#### 読む文章

私は「挑戦している」のだろうか
このたび、『チームブリヂストン × note「#挑戦している君へ」コンテスト』にて入賞をいただきました。記事は現役の花火師さんを取材した時のものです。花火師の谷古宇さん、このコンテストを教えてくれた友人のKちゃん、応援してくださる方、記事を読んでくださった方、そしてコンテスト開催にあたりご尽力くださったみなさまに、この場をお借りして心より感謝を申し上げます。
記事はこちらです。
「日本の伝統文化継承に尽力しながらコロナ禍でも常に新しいことに挑む花火師に迫る」https://note.com/ayako0409/n/n681410f96b4e
改めて、「挑戦」ということを考えます。私は日々「挑戦している」のかしら。しているとしたら、何に挑んでいるのかしら。自己紹介もまじえて書いてみました。
挑戦という言葉を調べてみると
1.戦いや試合をいどむこと。

########

課題:
読む文章について、次の問いに答えなさい。
(a) 入賞したコンテストの名前は何か。
(b) 入賞した記事で取材した相手は、どのような仕事をしている人か。
(c) 「挑戦」という言葉を調べて最初に挙げられている意味は何か。

#### 資料

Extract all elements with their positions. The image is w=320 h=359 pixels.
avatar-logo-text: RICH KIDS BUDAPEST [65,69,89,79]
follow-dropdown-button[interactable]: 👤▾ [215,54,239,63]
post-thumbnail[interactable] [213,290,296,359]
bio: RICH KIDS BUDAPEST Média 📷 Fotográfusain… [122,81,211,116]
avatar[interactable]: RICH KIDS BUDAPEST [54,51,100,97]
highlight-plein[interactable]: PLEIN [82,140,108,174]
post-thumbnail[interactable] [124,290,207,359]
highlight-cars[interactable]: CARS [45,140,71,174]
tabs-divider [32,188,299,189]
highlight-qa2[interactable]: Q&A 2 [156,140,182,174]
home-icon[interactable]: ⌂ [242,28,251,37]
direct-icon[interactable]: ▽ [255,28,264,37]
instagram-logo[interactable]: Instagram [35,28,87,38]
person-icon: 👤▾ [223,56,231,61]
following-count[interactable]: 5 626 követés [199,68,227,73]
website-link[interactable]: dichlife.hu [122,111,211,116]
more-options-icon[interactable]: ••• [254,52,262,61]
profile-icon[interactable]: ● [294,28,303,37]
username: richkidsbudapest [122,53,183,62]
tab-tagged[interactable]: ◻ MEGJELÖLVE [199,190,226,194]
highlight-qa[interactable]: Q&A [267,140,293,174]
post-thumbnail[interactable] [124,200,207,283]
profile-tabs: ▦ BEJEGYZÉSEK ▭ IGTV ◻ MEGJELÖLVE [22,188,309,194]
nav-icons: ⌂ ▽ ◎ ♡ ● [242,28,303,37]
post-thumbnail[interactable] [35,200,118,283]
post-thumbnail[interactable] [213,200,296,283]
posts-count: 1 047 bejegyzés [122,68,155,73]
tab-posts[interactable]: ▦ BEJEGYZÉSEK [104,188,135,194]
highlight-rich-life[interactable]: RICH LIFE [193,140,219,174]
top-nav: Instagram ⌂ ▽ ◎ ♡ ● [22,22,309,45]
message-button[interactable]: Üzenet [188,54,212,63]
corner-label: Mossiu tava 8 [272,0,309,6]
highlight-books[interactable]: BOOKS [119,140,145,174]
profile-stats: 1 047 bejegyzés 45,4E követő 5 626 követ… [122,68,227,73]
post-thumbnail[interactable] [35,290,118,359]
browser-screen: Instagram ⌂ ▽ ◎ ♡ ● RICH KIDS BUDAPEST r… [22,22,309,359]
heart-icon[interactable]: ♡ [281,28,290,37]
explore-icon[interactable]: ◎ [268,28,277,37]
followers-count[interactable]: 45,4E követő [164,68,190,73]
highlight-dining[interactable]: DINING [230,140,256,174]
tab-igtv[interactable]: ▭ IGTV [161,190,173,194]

########

解答:
(a) 『チームブリヂストン × note「#挑戦している君へ」コンテスト』
(b) 現役の花火師
(c) 戦いや試合をいどむこと。